** start of DATA ENTRIES **

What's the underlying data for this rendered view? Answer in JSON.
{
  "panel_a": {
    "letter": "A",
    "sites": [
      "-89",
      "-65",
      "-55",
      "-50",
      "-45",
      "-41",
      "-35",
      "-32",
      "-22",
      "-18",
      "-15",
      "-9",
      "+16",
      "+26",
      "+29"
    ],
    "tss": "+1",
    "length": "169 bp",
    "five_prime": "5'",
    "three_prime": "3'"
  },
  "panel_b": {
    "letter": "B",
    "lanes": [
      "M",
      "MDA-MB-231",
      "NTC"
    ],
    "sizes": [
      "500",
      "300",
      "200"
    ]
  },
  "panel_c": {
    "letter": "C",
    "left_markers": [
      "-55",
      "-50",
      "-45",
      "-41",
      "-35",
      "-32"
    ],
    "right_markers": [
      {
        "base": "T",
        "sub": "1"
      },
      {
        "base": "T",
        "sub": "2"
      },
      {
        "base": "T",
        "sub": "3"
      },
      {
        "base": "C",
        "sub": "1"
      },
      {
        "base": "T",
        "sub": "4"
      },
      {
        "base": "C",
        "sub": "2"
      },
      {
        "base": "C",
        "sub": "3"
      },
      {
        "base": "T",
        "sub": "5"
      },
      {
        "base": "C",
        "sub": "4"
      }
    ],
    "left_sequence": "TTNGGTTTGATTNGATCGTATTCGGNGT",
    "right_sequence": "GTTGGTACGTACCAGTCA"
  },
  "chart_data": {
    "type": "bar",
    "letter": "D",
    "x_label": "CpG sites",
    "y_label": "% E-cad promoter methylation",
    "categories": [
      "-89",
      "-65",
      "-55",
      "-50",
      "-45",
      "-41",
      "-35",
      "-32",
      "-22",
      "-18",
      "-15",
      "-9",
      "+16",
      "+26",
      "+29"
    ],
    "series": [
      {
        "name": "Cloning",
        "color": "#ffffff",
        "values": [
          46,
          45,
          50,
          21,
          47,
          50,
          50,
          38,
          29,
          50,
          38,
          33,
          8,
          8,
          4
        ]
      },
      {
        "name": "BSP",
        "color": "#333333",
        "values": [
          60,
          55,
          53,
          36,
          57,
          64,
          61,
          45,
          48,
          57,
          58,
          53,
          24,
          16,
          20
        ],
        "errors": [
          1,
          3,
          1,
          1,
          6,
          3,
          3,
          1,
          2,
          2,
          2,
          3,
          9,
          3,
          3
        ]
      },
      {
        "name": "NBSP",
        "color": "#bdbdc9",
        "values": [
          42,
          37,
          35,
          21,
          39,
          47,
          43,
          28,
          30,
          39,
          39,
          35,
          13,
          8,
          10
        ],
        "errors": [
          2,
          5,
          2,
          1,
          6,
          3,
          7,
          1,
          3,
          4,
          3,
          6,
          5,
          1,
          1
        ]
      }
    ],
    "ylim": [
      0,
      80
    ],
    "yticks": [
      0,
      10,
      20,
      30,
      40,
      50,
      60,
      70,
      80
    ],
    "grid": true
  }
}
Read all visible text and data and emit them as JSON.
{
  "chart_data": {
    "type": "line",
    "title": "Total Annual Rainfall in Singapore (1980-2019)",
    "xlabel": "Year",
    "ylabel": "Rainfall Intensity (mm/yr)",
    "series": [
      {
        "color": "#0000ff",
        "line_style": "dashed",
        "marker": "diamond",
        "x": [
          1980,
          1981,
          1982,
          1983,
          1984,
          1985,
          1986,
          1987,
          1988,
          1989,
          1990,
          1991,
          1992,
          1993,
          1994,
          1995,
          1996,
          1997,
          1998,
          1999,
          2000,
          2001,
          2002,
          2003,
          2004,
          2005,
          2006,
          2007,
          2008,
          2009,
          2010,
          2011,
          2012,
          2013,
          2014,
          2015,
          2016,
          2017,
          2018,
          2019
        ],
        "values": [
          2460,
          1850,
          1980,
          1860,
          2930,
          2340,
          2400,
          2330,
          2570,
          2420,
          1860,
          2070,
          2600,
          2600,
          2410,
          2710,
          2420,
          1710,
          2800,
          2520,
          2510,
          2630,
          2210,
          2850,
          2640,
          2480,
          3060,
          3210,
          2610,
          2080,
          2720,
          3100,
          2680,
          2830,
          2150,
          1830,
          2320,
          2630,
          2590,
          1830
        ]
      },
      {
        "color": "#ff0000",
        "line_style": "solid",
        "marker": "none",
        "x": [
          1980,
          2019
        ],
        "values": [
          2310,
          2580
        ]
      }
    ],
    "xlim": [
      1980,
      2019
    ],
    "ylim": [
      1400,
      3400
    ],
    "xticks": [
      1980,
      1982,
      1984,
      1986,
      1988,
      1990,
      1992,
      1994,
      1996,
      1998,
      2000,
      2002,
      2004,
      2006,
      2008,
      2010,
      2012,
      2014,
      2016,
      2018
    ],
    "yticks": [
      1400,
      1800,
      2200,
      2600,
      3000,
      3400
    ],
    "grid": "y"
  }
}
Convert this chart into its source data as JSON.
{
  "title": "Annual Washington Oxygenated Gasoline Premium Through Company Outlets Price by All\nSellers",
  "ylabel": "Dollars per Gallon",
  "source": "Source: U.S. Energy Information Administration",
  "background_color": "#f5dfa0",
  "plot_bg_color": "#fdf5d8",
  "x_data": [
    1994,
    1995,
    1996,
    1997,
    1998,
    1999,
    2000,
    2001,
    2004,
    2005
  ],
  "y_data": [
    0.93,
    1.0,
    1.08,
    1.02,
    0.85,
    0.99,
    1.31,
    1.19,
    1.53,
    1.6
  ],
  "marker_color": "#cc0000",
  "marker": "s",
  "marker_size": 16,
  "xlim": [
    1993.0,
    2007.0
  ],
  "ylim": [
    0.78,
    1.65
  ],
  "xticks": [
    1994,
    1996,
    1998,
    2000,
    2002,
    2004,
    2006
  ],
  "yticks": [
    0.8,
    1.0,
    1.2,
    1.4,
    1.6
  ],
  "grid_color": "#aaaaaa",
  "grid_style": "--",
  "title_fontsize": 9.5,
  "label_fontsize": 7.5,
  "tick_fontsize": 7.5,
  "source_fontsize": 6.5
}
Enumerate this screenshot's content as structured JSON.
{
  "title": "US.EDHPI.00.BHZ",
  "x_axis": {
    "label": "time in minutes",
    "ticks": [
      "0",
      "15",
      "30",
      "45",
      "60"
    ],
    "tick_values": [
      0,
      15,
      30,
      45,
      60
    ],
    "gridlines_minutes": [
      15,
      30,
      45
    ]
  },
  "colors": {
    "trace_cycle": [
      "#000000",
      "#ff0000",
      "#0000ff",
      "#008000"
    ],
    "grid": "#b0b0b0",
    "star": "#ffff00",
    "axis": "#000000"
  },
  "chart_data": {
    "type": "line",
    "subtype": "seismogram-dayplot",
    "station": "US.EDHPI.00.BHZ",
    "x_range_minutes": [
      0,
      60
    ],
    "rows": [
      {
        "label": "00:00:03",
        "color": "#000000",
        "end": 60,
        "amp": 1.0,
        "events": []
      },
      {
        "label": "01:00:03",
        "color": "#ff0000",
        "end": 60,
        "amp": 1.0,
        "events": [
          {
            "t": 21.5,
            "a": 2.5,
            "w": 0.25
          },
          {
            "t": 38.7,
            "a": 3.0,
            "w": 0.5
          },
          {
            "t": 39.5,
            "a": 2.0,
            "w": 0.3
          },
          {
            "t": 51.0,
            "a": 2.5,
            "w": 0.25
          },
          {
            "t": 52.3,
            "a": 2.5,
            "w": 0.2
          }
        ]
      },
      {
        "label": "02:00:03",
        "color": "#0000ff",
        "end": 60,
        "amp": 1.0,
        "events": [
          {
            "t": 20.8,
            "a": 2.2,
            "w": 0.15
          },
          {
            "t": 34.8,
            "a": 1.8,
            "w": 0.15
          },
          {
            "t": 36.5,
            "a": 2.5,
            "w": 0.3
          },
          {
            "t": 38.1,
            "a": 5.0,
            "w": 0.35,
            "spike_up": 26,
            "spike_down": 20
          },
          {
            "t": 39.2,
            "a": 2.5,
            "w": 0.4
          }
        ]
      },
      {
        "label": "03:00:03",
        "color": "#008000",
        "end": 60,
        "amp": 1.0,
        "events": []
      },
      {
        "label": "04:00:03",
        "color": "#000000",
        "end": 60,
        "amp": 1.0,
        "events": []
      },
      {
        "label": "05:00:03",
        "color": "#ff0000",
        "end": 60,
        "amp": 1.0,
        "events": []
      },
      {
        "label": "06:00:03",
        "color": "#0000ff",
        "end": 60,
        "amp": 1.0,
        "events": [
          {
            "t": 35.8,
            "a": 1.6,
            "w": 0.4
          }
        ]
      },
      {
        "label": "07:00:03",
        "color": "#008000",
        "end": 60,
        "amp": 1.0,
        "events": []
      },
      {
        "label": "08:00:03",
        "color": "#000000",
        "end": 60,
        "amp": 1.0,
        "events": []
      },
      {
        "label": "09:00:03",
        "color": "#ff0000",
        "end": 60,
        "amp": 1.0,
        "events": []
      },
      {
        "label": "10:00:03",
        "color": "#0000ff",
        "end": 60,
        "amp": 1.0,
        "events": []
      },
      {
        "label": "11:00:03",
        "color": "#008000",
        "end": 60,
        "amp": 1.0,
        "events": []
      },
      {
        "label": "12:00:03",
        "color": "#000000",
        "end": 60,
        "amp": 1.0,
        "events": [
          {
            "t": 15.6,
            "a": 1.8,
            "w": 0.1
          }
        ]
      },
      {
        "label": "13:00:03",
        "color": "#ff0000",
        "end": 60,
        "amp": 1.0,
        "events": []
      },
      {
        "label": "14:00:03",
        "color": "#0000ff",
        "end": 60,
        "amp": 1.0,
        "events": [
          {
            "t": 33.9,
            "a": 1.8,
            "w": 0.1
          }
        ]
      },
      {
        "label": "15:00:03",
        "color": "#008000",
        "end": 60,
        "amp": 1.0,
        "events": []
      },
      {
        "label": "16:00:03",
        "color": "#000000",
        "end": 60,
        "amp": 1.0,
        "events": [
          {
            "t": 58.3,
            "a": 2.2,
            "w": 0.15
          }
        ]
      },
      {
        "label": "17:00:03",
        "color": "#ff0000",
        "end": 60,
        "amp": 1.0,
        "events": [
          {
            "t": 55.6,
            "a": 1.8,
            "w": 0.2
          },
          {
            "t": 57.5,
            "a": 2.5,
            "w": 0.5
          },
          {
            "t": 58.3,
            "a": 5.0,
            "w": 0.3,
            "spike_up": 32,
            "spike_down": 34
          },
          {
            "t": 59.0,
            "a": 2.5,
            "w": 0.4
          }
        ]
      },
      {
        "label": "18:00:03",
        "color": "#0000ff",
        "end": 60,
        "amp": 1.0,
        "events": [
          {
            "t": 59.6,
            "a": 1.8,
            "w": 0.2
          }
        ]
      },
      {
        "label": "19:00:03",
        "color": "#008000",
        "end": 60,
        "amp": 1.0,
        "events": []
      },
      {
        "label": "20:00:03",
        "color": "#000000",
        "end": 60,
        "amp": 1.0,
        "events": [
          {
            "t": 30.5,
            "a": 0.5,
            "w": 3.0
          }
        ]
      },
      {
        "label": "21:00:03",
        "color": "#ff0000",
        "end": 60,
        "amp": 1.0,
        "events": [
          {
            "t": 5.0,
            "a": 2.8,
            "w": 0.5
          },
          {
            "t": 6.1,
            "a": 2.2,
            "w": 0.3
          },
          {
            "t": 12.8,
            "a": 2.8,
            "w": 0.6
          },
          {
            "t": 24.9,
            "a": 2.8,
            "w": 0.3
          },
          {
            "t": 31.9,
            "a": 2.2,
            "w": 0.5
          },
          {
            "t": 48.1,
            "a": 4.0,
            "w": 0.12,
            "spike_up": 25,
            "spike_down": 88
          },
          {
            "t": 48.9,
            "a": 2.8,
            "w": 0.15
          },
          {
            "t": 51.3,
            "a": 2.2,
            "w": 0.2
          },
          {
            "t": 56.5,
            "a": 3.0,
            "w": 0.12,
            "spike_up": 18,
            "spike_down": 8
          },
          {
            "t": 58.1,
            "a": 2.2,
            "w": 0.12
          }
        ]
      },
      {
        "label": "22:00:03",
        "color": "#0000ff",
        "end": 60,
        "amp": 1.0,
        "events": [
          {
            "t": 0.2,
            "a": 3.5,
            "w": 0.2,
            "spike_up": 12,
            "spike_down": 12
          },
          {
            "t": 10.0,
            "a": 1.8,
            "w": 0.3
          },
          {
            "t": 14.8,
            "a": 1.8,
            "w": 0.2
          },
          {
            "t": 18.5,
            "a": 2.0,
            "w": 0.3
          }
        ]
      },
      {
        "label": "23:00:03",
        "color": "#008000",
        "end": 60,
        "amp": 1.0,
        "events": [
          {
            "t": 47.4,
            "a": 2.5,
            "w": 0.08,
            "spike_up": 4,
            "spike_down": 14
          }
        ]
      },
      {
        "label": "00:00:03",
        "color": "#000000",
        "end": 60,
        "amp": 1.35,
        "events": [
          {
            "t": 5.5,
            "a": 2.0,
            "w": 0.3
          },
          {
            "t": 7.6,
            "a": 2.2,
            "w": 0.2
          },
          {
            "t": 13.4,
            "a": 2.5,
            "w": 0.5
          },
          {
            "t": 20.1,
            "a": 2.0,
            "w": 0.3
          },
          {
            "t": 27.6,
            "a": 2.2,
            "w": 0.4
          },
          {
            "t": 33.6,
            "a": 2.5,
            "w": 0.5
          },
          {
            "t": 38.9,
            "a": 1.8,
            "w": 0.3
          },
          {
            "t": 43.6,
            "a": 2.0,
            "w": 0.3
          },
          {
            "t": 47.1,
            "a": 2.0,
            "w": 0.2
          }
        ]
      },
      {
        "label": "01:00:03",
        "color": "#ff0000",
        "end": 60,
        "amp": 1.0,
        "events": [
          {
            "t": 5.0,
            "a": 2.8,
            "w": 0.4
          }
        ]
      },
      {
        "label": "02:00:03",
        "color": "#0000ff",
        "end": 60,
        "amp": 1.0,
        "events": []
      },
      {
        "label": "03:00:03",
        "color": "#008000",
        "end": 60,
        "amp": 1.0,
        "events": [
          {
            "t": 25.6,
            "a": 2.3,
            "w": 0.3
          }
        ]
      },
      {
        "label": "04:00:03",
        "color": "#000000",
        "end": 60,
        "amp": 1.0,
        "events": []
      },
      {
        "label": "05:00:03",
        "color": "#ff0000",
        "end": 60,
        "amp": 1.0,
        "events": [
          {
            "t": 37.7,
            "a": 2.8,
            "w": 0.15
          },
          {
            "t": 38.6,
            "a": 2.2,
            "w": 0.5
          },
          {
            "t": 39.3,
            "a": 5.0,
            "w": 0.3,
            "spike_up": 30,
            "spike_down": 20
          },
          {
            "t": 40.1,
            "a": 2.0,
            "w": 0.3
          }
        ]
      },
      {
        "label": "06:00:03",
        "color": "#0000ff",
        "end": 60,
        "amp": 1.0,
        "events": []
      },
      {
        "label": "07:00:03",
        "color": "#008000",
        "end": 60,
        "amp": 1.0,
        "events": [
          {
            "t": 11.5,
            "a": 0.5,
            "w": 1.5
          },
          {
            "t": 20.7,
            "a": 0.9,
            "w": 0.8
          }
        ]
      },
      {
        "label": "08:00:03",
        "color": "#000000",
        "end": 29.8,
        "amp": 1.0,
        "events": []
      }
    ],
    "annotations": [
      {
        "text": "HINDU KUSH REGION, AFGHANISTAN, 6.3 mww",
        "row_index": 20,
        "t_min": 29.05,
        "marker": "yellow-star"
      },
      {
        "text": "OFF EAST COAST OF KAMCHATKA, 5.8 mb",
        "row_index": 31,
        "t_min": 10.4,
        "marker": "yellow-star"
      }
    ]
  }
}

** end of DATA ENTRIES **

• _EXERCISE_:
Show the lines of the records that include the string "this".

• _SOLUTION_:
What's the underlying data for this rendered view? Answer in JSON.
Convert this chart into its source data as JSON.
Enumerate this screenshot's content as structured JSON.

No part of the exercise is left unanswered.